▶ Exercise requirements
Without the pictures, copy the entries below word for word.

Dataset listings of figures:
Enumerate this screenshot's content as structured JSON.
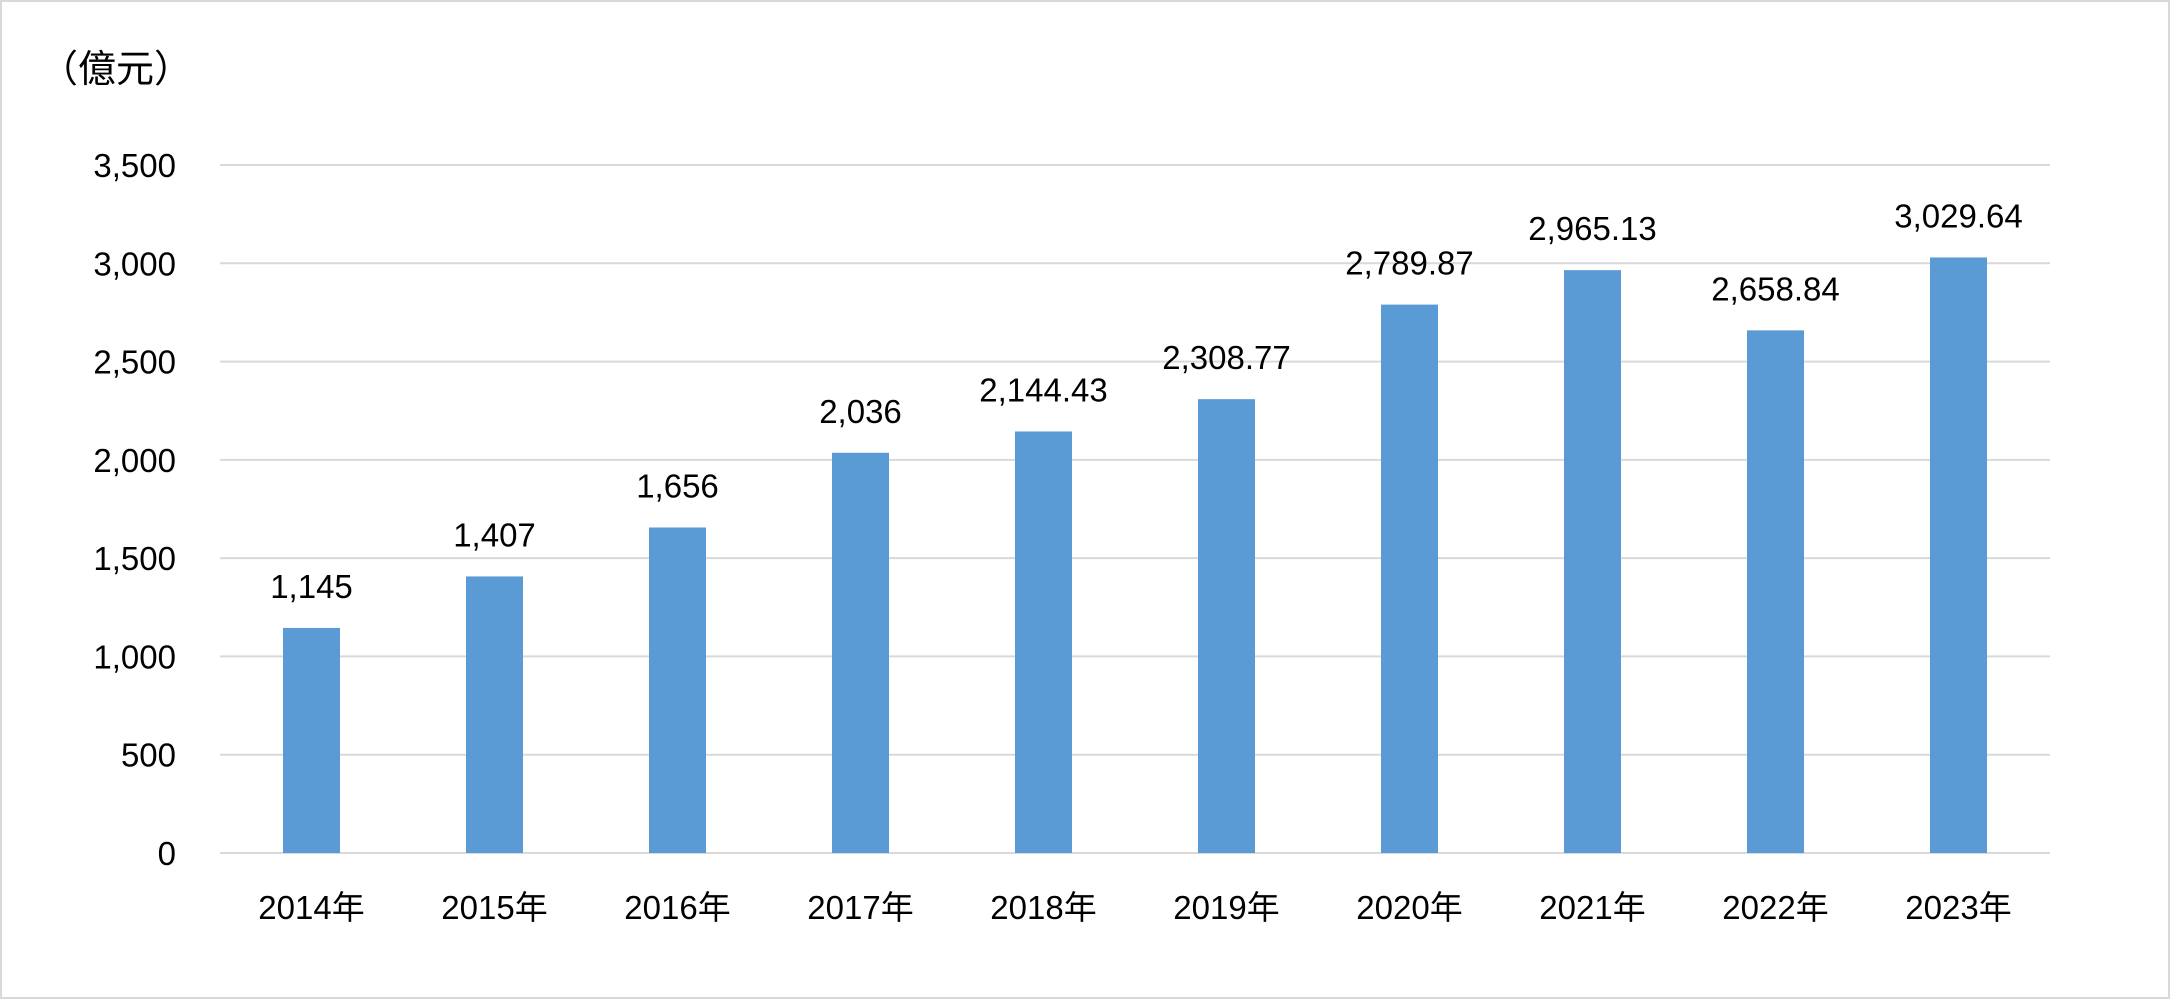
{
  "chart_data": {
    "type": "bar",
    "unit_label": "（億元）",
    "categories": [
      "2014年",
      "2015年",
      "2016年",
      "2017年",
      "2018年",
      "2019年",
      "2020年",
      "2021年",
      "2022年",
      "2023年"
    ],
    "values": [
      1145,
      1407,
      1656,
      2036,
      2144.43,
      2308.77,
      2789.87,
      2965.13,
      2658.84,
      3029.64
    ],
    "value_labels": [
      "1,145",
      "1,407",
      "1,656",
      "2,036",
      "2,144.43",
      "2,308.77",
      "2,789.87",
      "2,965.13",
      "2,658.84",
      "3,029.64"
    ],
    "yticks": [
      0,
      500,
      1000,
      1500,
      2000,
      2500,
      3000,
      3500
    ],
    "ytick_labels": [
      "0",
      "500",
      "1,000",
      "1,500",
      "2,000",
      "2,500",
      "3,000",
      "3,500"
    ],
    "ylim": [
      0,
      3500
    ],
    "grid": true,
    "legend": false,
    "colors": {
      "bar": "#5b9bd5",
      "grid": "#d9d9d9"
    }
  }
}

▶ Solved problem
Enumerate this screenshot's content as structured JSON.
{
  "chart_data": {
    "type": "bar",
    "unit_label": "（億元）",
    "categories": [
      "2014年",
      "2015年",
      "2016年",
      "2017年",
      "2018年",
      "2019年",
      "2020年",
      "2021年",
      "2022年",
      "2023年"
    ],
    "values": [
      1145,
      1407,
      1656,
      2036,
      2144.43,
      2308.77,
      2789.87,
      2965.13,
      2658.84,
      3029.64
    ],
    "value_labels": [
      "1,145",
      "1,407",
      "1,656",
      "2,036",
      "2,144.43",
      "2,308.77",
      "2,789.87",
      "2,965.13",
      "2,658.84",
      "3,029.64"
    ],
    "yticks": [
      0,
      500,
      1000,
      1500,
      2000,
      2500,
      3000,
      3500
    ],
    "ytick_labels": [
      "0",
      "500",
      "1,000",
      "1,500",
      "2,000",
      "2,500",
      "3,000",
      "3,500"
    ],
    "ylim": [
      0,
      3500
    ],
    "grid": true,
    "legend": false,
    "colors": {
      "bar": "#5b9bd5",
      "grid": "#d9d9d9"
    }
  }
}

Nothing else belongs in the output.